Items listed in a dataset
****************

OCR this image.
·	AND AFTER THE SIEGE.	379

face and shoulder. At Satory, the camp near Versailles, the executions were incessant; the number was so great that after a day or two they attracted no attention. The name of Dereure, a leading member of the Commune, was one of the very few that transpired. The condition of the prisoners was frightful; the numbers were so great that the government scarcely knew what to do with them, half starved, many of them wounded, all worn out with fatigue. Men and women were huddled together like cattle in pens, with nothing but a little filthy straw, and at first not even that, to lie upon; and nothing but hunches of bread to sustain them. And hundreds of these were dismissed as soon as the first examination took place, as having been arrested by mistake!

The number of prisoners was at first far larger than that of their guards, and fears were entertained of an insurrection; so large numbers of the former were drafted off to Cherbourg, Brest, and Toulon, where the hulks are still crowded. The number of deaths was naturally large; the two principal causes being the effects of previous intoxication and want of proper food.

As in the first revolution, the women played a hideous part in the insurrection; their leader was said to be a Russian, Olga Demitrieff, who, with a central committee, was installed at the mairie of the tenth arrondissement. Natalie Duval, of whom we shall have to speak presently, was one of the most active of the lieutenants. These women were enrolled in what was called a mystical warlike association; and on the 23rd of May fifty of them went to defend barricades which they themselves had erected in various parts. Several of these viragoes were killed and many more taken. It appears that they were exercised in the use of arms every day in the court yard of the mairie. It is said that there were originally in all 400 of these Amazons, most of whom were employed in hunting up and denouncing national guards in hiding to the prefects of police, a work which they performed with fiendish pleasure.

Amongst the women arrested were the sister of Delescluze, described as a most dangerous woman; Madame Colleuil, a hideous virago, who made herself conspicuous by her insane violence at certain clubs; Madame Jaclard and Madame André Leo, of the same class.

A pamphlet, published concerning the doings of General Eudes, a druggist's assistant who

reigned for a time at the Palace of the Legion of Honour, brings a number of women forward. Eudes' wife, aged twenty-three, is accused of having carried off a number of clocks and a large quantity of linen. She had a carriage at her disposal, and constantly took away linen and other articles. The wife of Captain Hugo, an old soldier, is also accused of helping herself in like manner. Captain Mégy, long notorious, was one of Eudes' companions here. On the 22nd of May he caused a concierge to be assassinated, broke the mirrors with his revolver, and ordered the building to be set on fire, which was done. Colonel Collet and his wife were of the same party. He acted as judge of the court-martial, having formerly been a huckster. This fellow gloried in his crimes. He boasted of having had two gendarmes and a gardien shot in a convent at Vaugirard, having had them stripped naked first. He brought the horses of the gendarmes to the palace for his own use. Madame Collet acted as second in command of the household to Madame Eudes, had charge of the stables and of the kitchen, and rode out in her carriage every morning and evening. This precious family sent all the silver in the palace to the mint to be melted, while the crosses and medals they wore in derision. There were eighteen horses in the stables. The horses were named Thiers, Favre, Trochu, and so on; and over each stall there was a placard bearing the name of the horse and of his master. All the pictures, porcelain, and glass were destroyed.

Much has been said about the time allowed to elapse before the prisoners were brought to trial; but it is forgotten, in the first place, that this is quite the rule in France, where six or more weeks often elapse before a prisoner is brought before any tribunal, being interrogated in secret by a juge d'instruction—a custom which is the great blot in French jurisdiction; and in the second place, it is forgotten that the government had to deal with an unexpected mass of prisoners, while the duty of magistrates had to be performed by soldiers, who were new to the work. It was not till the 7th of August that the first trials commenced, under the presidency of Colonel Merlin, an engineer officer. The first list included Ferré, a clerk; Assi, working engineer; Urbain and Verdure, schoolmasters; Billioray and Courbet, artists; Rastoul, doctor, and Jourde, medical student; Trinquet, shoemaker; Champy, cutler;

****************

▶ [Aim of the exercise] Write an exact transcription of every entry above.

▶ [Output of the exercise]
OCR this image.
·	AND AFTER THE SIEGE.	379

face and shoulder. At Satory, the camp near Versailles, the executions were incessant; the number was so great that after a day or two they attracted no attention. The name of Dereure, a leading member of the Commune, was one of the very few that transpired. The condition of the prisoners was frightful; the numbers were so great that the government scarcely knew what to do with them, half starved, many of them wounded, all worn out with fatigue. Men and women were huddled together like cattle in pens, with nothing but a little filthy straw, and at first not even that, to lie upon; and nothing but hunches of bread to sustain them. And hundreds of these were dismissed as soon as the first examination took place, as having been arrested by mistake!

The number of prisoners was at first far larger than that of their guards, and fears were entertained of an insurrection; so large numbers of the former were drafted off to Cherbourg, Brest, and Toulon, where the hulks are still crowded. The number of deaths was naturally large; the two principal causes being the effects of previous intoxication and want of proper food.

As in the first revolution, the women played a hideous part in the insurrection; their leader was said to be a Russian, Olga Demitrieff, who, with a central committee, was installed at the mairie of the tenth arrondissement. Natalie Duval, of whom we shall have to speak presently, was one of the most active of the lieutenants. These women were enrolled in what was called a mystical warlike association; and on the 23rd of May fifty of them went to defend barricades which they themselves had erected in various parts. Several of these viragoes were killed and many more taken. It appears that they were exercised in the use of arms every day in the court yard of the mairie. It is said that there were originally in all 400 of these Amazons, most of whom were employed in hunting up and denouncing national guards in hiding to the prefects of police, a work which they performed with fiendish pleasure.

Amongst the women arrested were the sister of Delescluze, described as a most dangerous woman; Madame Colleuil, a hideous virago, who made herself conspicuous by her insane violence at certain clubs; Madame Jaclard and Madame André Leo, of the same class.

A pamphlet, published concerning the doings of General Eudes, a druggist's assistant who

reigned for a time at the Palace of the Legion of Honour, brings a number of women forward. Eudes' wife, aged twenty-three, is accused of having carried off a number of clocks and a large quantity of linen. She had a carriage at her disposal, and constantly took away linen and other articles. The wife of Captain Hugo, an old soldier, is also accused of helping herself in like manner. Captain Mégy, long notorious, was one of Eudes' companions here. On the 22nd of May he caused a concierge to be assassinated, broke the mirrors with his revolver, and ordered the building to be set on fire, which was done. Colonel Collet and his wife were of the same party. He acted as judge of the court-martial, having formerly been a huckster. This fellow gloried in his crimes. He boasted of having had two gendarmes and a gardien shot in a convent at Vaugirard, having had them stripped naked first. He brought the horses of the gendarmes to the palace for his own use. Madame Collet acted as second in command of the household to Madame Eudes, had charge of the stables and of the kitchen, and rode out in her carriage every morning and evening. This precious family sent all the silver in the palace to the mint to be melted, while the crosses and medals they wore in derision. There were eighteen horses in the stables. The horses were named Thiers, Favre, Trochu, and so on; and over each stall there was a placard bearing the name of the horse and of his master. All the pictures, porcelain, and glass were destroyed.

Much has been said about the time allowed to elapse before the prisoners were brought to trial; but it is forgotten, in the first place, that this is quite the rule in France, where six or more weeks often elapse before a prisoner is brought before any tribunal, being interrogated in secret by a juge d'instruction—a custom which is the great blot in French jurisdiction; and in the second place, it is forgotten that the government had to deal with an unexpected mass of prisoners, while the duty of magistrates had to be performed by soldiers, who were new to the work. It was not till the 7th of August that the first trials commenced, under the presidency of Colonel Merlin, an engineer officer. The first list included Ferré, a clerk; Assi, working engineer; Urbain and Verdure, schoolmasters; Billioray and Courbet, artists; Rastoul, doctor, and Jourde, medical student; Trinquet, shoemaker; Champy, cutler;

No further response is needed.